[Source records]
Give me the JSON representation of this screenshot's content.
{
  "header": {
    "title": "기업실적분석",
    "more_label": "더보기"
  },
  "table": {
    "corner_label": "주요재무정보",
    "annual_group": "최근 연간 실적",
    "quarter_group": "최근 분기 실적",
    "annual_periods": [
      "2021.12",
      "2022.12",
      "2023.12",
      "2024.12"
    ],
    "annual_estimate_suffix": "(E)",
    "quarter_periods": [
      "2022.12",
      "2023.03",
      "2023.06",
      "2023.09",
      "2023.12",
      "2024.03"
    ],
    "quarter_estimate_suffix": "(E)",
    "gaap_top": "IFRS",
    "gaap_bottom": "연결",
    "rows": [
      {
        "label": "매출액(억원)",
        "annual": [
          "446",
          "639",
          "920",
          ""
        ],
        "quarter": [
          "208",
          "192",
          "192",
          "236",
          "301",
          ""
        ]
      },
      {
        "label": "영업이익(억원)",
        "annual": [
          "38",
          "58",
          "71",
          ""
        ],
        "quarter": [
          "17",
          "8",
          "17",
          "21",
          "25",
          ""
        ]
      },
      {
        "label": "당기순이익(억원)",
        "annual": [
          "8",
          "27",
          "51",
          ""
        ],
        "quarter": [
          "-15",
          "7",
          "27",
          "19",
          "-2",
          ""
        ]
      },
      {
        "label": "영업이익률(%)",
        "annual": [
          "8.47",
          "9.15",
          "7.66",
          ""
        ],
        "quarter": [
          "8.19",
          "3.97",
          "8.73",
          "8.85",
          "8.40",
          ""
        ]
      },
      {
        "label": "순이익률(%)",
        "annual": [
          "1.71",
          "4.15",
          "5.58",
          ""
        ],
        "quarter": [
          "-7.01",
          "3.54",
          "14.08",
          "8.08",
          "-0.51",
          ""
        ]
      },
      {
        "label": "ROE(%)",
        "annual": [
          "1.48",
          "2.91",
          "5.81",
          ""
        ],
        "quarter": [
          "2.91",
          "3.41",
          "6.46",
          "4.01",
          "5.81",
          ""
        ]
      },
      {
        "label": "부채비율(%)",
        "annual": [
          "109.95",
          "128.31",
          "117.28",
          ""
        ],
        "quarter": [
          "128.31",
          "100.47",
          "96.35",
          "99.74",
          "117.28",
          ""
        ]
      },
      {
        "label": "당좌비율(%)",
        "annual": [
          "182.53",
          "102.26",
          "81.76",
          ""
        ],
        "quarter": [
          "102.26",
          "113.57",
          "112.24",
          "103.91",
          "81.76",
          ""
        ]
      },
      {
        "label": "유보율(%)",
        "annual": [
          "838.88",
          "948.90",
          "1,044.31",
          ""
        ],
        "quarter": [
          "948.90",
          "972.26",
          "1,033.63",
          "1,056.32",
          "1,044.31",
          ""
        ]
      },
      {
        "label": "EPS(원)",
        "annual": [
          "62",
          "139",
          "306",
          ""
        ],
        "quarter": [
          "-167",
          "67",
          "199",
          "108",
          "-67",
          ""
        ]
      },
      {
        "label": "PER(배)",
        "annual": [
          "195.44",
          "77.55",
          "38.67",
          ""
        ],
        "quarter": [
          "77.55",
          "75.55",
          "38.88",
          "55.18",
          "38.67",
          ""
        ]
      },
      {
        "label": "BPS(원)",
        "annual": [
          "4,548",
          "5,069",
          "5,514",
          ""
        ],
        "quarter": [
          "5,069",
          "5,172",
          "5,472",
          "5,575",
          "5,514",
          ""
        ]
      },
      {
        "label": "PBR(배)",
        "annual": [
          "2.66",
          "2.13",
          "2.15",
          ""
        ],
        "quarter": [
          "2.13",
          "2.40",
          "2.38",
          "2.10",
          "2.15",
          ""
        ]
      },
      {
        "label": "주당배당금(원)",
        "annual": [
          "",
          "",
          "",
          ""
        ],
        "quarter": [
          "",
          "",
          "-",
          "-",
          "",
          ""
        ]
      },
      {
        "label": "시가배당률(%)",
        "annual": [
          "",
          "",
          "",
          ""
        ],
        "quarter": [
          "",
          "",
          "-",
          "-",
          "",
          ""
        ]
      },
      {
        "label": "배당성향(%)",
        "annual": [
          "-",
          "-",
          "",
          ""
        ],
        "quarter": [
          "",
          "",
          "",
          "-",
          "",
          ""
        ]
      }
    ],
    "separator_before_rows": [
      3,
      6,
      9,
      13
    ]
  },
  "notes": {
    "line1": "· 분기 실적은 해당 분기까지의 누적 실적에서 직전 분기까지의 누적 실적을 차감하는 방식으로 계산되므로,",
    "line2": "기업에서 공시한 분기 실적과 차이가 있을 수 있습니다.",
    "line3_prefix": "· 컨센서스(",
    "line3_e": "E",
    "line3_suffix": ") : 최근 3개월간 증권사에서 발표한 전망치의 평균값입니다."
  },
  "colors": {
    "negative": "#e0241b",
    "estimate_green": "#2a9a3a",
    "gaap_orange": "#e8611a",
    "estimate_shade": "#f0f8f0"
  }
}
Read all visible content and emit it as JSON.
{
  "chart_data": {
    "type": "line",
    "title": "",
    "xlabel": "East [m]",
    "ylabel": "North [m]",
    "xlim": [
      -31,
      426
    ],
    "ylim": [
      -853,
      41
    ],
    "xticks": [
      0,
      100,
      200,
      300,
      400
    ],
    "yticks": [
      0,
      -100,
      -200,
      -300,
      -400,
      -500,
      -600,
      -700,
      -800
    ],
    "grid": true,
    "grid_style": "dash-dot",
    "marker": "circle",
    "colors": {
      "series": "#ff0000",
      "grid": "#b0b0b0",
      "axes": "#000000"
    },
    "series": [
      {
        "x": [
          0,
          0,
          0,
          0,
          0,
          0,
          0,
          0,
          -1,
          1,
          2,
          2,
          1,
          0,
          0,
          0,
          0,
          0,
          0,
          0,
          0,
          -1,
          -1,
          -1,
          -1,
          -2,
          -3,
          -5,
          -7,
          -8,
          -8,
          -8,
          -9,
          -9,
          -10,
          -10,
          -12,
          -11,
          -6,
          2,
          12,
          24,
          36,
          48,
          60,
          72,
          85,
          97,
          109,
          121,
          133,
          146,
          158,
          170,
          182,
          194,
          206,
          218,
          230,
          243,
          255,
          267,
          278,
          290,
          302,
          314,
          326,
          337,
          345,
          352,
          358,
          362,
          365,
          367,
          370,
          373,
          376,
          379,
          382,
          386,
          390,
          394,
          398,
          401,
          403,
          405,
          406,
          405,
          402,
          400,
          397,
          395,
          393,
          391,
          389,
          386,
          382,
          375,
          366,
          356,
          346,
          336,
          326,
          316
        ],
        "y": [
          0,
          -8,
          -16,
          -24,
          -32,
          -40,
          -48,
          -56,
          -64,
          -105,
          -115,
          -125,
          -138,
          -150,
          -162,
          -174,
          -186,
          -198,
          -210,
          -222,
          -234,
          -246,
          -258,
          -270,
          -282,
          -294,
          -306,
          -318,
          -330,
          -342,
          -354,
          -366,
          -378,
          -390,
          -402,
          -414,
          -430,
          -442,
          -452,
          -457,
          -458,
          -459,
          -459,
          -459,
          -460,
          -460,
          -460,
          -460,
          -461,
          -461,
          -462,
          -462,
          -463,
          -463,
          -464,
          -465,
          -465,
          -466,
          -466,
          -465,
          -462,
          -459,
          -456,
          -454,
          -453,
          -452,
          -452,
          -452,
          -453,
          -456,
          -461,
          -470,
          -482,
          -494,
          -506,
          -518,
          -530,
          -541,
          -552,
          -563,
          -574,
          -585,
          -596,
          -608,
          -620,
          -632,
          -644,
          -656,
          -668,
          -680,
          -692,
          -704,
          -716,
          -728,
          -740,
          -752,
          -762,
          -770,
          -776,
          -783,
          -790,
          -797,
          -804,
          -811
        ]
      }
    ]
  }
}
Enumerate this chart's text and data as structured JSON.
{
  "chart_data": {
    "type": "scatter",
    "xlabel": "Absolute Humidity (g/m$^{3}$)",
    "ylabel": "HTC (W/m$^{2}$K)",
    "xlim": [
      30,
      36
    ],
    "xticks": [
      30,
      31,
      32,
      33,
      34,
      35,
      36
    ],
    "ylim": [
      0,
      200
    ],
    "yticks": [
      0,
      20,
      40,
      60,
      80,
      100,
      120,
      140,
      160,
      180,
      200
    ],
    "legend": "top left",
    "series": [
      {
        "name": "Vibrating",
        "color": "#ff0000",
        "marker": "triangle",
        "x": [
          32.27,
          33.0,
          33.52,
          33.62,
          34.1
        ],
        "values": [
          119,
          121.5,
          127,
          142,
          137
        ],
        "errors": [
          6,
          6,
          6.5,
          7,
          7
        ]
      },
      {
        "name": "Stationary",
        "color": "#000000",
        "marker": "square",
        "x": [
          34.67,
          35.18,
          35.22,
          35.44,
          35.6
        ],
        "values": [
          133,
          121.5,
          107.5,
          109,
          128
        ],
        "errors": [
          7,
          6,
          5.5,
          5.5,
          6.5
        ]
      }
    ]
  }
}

- _Request_
Everything from the line containing "Enumerate this chart's" to the end of the data above should be quoted exactly, please, both ends included, and nothing outside that span.

- _Solved exercise_
Enumerate this chart's text and data as structured JSON.
{
  "chart_data": {
    "type": "scatter",
    "xlabel": "Absolute Humidity (g/m$^{3}$)",
    "ylabel": "HTC (W/m$^{2}$K)",
    "xlim": [
      30,
      36
    ],
    "xticks": [
      30,
      31,
      32,
      33,
      34,
      35,
      36
    ],
    "ylim": [
      0,
      200
    ],
    "yticks": [
      0,
      20,
      40,
      60,
      80,
      100,
      120,
      140,
      160,
      180,
      200
    ],
    "legend": "top left",
    "series": [
      {
        "name": "Vibrating",
        "color": "#ff0000",
        "marker": "triangle",
        "x": [
          32.27,
          33.0,
          33.52,
          33.62,
          34.1
        ],
        "values": [
          119,
          121.5,
          127,
          142,
          137
        ],
        "errors": [
          6,
          6,
          6.5,
          7,
          7
        ]
      },
      {
        "name": "Stationary",
        "color": "#000000",
        "marker": "square",
        "x": [
          34.67,
          35.18,
          35.22,
          35.44,
          35.6
        ],
        "values": [
          133,
          121.5,
          107.5,
          109,
          128
        ],
        "errors": [
          7,
          6,
          5.5,
          5.5,
          6.5
        ]
      }
    ]
  }
}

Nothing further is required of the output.